What to work on - Hunt for the word "Արմավիրի" across the entries below, copying each line that holds it.
-- START Listed records --
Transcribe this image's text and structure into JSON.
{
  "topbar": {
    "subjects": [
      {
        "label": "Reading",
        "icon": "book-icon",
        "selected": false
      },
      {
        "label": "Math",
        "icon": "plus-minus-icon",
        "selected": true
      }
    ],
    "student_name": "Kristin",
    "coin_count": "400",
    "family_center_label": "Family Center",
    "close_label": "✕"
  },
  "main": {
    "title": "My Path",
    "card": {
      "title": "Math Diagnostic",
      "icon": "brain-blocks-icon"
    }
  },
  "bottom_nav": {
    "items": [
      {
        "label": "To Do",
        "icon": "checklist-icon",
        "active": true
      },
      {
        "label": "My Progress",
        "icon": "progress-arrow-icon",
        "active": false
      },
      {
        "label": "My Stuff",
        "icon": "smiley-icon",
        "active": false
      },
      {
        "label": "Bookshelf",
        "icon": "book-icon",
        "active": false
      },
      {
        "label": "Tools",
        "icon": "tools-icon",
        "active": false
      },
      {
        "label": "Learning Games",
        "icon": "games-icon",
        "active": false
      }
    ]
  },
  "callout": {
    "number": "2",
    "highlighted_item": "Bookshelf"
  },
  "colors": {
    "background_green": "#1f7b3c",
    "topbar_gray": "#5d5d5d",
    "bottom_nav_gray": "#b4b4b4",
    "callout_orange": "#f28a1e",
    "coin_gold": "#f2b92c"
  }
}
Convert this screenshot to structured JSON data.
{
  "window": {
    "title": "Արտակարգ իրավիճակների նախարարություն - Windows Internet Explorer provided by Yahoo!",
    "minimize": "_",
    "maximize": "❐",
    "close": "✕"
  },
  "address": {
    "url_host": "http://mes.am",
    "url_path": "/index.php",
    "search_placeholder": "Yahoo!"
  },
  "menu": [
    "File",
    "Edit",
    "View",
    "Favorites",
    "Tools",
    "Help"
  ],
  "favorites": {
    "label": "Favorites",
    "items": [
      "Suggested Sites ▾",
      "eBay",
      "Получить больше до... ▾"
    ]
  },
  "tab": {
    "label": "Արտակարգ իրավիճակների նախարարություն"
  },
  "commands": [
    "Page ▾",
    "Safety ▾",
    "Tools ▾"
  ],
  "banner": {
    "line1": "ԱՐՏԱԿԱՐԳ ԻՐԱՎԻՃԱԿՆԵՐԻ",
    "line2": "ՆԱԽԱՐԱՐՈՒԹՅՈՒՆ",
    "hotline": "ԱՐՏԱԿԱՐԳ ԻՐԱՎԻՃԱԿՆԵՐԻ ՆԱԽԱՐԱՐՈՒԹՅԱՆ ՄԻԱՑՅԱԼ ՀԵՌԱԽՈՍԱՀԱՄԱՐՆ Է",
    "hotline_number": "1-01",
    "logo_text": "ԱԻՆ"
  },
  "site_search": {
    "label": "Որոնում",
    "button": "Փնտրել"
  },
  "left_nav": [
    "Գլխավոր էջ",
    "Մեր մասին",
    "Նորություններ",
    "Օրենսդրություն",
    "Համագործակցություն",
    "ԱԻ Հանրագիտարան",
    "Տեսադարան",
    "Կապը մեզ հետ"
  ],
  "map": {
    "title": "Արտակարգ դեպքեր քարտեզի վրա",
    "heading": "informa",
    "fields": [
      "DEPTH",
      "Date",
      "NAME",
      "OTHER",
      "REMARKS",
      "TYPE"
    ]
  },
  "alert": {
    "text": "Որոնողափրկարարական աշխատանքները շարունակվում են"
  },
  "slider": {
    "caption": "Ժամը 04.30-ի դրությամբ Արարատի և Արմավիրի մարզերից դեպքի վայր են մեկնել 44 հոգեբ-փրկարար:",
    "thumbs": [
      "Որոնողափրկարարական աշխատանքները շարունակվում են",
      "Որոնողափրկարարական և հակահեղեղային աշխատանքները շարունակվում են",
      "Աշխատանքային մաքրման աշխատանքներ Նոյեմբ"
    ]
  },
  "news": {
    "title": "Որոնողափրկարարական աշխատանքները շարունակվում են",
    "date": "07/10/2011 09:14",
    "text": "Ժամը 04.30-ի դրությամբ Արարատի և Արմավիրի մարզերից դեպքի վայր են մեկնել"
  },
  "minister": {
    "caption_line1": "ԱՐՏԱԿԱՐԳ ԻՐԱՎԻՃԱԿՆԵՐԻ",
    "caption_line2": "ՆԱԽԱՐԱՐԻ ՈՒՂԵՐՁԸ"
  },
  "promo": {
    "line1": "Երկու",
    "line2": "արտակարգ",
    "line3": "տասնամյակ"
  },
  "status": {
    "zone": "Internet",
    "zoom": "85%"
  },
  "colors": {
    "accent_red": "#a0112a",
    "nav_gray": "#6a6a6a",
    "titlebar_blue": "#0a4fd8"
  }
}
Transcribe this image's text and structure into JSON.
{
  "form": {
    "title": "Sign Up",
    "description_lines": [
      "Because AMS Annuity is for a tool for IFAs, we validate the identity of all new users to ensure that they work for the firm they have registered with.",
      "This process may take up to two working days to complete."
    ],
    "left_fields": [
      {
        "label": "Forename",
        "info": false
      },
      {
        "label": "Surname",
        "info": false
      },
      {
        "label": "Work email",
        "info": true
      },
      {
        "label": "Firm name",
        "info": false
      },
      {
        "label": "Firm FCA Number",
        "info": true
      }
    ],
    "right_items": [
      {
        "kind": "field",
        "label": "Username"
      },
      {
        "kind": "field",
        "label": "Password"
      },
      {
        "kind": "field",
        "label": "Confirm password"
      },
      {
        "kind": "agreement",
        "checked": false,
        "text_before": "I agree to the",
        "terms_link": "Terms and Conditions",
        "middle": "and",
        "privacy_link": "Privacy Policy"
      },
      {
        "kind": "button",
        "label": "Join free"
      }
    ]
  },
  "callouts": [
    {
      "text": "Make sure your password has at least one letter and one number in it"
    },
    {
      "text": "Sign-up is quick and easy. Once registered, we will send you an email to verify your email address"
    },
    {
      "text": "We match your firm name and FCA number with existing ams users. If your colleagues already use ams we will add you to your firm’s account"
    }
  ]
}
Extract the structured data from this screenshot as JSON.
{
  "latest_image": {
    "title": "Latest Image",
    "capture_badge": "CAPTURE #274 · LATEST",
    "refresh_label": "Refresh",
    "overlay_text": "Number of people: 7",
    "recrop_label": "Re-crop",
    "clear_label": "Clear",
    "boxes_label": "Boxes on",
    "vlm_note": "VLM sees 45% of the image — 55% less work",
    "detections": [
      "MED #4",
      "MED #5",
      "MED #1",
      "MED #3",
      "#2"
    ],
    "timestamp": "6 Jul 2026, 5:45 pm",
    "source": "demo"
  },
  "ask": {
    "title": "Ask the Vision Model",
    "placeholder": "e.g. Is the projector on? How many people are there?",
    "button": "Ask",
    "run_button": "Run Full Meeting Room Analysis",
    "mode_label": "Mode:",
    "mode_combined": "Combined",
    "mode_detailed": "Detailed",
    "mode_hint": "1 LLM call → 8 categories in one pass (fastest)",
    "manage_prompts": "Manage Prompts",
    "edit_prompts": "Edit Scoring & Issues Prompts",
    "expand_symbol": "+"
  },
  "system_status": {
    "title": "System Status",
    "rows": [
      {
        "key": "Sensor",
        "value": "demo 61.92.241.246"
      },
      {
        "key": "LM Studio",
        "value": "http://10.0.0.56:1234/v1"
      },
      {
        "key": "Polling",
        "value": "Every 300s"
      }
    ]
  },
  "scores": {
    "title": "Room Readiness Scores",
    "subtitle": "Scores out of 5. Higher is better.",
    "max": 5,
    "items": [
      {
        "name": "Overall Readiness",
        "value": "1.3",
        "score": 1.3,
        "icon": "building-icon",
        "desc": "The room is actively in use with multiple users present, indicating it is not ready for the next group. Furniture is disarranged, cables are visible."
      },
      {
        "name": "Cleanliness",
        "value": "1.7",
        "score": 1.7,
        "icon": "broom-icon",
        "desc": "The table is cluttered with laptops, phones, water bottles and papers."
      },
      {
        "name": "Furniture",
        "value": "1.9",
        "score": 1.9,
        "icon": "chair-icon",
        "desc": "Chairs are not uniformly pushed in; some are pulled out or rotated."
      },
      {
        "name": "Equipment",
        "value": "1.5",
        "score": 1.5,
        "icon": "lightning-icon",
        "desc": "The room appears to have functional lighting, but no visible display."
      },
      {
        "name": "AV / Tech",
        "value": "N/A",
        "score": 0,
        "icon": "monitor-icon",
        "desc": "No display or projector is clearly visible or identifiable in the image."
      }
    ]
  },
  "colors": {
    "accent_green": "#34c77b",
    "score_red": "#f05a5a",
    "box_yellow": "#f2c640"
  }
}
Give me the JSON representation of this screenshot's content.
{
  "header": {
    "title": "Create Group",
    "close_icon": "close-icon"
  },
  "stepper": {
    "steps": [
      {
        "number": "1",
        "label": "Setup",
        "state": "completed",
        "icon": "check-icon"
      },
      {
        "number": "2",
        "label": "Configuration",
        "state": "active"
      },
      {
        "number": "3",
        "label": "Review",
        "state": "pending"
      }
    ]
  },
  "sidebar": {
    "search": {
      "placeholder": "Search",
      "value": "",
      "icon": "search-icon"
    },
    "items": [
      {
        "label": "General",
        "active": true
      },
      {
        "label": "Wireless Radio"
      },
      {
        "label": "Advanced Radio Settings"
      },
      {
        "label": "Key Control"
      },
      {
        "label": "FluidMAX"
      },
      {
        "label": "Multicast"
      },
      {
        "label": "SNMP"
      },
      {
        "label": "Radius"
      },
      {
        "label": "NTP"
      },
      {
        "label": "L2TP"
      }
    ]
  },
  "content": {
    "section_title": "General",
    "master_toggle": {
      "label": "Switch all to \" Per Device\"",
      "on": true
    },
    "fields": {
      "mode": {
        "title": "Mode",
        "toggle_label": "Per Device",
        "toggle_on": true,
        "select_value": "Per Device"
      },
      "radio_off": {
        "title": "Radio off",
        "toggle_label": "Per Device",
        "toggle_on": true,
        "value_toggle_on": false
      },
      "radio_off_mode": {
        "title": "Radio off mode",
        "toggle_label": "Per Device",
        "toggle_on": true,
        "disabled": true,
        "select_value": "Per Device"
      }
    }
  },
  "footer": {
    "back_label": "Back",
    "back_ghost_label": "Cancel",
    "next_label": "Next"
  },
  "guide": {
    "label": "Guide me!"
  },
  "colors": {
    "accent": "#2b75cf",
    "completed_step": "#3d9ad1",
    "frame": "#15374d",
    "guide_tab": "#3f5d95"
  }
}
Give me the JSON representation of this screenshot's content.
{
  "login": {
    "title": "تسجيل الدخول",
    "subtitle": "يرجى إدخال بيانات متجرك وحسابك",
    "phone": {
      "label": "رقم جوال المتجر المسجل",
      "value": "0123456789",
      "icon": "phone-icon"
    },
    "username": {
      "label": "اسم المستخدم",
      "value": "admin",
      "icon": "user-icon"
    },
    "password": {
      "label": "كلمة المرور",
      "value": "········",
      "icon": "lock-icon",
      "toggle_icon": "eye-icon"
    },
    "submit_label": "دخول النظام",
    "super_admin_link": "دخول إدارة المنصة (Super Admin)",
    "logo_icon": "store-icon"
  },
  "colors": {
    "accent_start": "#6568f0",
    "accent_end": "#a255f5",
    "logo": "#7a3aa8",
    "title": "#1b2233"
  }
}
-- END Listed records --
Finished task -
    "caption": "Ժամը 04.30-ի դրությամբ Արարատի և Արմավիրի մարզերից դեպքի վայր են մեկնել 44 հոգեբ-փրկարար:",
    "text": "Ժամը 04.30-ի դրությամբ Արարատի և Արմավիրի մարզերից դեպքի վայր են մեկնել"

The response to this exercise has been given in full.